▶ **Given request**: Return the lines, exactly as they appear, starting with the line containing "and-text: and [593,294,662,330]" and going on through the line containing "long-arrow-shape [227,666,897,716]".

▶ **Exercise materials**:
>>>

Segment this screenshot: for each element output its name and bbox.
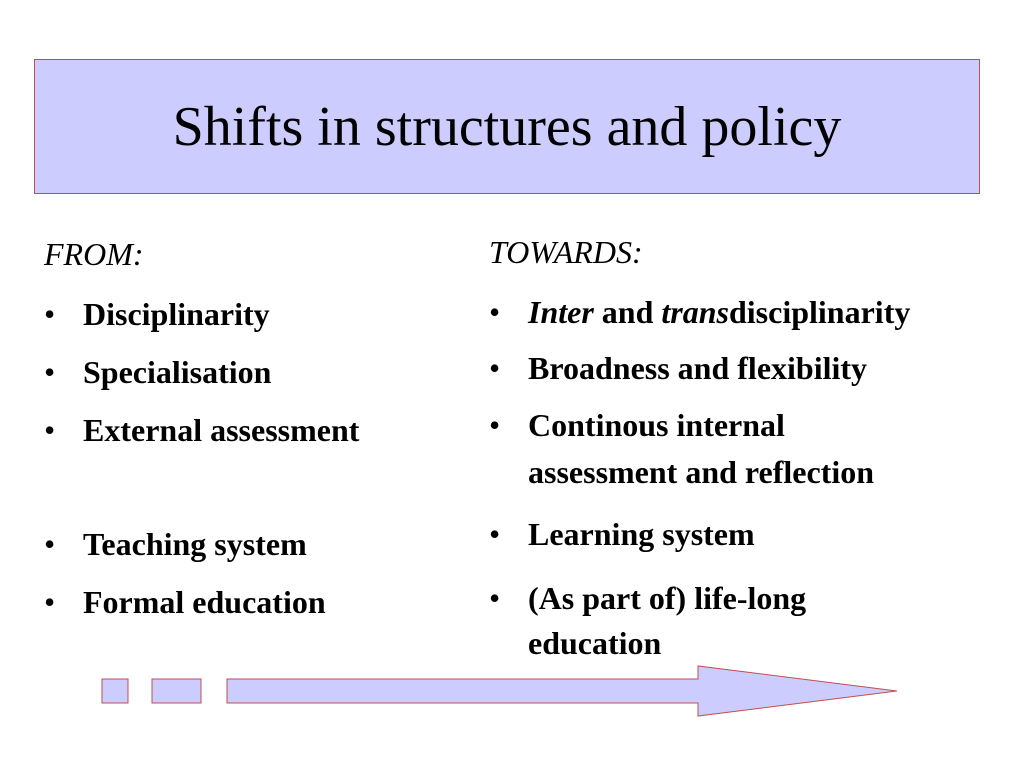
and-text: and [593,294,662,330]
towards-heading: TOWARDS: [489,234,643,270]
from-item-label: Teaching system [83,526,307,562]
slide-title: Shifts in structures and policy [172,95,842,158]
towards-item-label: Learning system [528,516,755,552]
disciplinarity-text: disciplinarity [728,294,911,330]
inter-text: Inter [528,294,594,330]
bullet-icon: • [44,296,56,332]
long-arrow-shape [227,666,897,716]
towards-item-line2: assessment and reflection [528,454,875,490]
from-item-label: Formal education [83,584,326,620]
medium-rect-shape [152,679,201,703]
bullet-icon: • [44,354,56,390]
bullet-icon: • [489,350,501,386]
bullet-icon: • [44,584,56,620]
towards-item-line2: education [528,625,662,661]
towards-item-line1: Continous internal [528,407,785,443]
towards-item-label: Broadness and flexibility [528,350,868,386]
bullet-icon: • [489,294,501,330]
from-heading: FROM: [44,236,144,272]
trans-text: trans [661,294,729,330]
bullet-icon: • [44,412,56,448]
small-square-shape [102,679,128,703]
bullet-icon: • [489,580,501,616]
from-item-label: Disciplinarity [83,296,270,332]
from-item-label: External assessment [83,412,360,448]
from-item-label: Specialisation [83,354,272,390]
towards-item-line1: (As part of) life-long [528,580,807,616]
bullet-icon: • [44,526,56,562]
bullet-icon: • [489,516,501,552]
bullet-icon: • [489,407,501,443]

<<<

▶ **In response**:
and-text: and [593,294,662,330]
towards-heading: TOWARDS: [489,234,643,270]
from-item-label: Teaching system [83,526,307,562]
slide-title: Shifts in structures and policy [172,95,842,158]
towards-item-label: Learning system [528,516,755,552]
disciplinarity-text: disciplinarity [728,294,911,330]
inter-text: Inter [528,294,594,330]
bullet-icon: • [44,296,56,332]
long-arrow-shape [227,666,897,716]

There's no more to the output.